> [Stated goal]: Please write out the complete listing that follows, exactly as it reads.

┌─ Extracted data

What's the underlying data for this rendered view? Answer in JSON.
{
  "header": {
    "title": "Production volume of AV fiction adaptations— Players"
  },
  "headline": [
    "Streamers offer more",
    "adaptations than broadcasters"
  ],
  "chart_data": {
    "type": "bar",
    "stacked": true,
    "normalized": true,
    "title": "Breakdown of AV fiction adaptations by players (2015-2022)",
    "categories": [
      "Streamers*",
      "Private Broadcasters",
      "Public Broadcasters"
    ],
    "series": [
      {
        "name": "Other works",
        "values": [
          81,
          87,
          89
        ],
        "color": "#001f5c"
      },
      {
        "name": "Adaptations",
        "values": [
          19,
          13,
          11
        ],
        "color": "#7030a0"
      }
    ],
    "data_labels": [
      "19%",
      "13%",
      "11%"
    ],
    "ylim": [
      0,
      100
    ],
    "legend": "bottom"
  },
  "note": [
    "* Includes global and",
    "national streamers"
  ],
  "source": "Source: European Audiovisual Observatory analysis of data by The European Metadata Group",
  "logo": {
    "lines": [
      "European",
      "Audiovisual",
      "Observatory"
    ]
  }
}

└─

> [Answer to this exercise]:
What's the underlying data for this rendered view? Answer in JSON.
{
  "header": {
    "title": "Production volume of AV fiction adaptations— Players"
  },
  "headline": [
    "Streamers offer more",
    "adaptations than broadcasters"
  ],
  "chart_data": {
    "type": "bar",
    "stacked": true,
    "normalized": true,
    "title": "Breakdown of AV fiction adaptations by players (2015-2022)",
    "categories": [
      "Streamers*",
      "Private Broadcasters",
      "Public Broadcasters"
    ],
    "series": [
      {
        "name": "Other works",
        "values": [
          81,
          87,
          89
        ],
        "color": "#001f5c"
      },
      {
        "name": "Adaptations",
        "values": [
          19,
          13,
          11
        ],
        "color": "#7030a0"
      }
    ],
    "data_labels": [
      "19%",
      "13%",
      "11%"
    ],
    "ylim": [
      0,
      100
    ],
    "legend": "bottom"
  },
  "note": [
    "* Includes global and",
    "national streamers"
  ],
  "source": "Source: European Audiovisual Observatory analysis of data by The European Metadata Group",
  "logo": {
    "lines": [
      "European",
      "Audiovisual",
      "Observatory"
    ]
  }
}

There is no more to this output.